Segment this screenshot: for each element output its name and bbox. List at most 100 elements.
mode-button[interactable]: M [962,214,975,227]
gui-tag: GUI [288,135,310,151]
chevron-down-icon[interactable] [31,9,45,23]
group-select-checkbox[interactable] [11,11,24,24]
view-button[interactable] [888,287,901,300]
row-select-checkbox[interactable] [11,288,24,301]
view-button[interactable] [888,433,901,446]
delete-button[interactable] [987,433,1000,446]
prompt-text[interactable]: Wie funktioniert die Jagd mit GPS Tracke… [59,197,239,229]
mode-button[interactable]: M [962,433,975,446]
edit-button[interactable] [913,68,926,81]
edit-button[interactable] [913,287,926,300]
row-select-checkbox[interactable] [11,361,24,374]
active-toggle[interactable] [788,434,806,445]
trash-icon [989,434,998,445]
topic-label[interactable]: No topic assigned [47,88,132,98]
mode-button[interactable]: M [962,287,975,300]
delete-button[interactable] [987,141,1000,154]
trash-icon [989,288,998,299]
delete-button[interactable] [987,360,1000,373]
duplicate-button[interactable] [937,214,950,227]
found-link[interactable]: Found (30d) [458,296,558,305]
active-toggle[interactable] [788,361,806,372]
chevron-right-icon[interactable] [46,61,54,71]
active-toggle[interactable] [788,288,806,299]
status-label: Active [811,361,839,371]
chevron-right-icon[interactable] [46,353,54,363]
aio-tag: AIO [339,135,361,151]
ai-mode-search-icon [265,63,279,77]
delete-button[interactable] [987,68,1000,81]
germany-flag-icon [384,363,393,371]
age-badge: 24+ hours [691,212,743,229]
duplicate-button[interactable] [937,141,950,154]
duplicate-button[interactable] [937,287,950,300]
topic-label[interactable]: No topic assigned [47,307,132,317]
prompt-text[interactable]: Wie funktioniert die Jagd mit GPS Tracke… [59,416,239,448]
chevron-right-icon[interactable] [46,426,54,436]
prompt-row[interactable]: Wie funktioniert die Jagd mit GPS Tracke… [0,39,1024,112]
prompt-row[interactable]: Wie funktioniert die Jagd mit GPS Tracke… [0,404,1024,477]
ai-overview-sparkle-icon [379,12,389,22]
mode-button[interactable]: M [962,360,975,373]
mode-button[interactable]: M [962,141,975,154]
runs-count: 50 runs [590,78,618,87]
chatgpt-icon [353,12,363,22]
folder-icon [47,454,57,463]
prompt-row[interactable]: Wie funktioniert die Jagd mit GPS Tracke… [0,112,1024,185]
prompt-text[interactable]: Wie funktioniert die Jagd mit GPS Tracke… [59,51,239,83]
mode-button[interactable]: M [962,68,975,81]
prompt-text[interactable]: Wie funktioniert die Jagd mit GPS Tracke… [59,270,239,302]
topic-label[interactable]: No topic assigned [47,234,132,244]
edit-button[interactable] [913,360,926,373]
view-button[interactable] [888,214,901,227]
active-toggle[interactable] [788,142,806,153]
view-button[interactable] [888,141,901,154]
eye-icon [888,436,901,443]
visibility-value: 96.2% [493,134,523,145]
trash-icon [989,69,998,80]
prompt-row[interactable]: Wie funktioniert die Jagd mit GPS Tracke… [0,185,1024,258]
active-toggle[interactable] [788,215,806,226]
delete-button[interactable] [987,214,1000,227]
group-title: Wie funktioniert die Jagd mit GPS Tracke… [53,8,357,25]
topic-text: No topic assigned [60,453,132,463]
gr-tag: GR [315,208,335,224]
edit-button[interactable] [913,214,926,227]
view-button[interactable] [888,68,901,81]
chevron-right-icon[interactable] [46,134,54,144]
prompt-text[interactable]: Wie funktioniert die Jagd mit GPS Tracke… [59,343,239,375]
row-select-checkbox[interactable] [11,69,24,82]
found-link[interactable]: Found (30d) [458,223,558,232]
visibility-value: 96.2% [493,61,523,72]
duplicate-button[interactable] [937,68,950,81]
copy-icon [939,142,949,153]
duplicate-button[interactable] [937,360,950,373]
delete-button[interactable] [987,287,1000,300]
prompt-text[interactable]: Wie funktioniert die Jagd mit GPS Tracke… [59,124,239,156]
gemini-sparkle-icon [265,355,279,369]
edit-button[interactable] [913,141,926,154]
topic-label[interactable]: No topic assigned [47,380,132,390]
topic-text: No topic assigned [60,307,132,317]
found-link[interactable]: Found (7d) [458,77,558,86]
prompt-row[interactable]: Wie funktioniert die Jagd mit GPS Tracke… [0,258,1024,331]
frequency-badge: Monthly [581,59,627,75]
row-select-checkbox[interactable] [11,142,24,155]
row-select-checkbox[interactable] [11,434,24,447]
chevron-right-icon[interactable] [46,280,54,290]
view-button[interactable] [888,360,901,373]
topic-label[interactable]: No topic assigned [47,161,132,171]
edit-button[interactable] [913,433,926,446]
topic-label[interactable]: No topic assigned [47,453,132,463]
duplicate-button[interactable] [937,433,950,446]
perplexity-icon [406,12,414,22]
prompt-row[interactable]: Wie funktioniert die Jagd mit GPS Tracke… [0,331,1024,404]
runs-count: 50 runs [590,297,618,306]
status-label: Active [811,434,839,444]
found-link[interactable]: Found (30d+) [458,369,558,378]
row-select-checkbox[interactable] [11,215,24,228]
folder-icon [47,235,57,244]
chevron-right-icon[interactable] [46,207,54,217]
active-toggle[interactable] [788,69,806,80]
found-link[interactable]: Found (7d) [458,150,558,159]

---

* **What is asked**
Tally the lines of the records that contain the string "group", treating uppercase and lowercase letters as distinct, and give only the resulting number.

* **Result**
2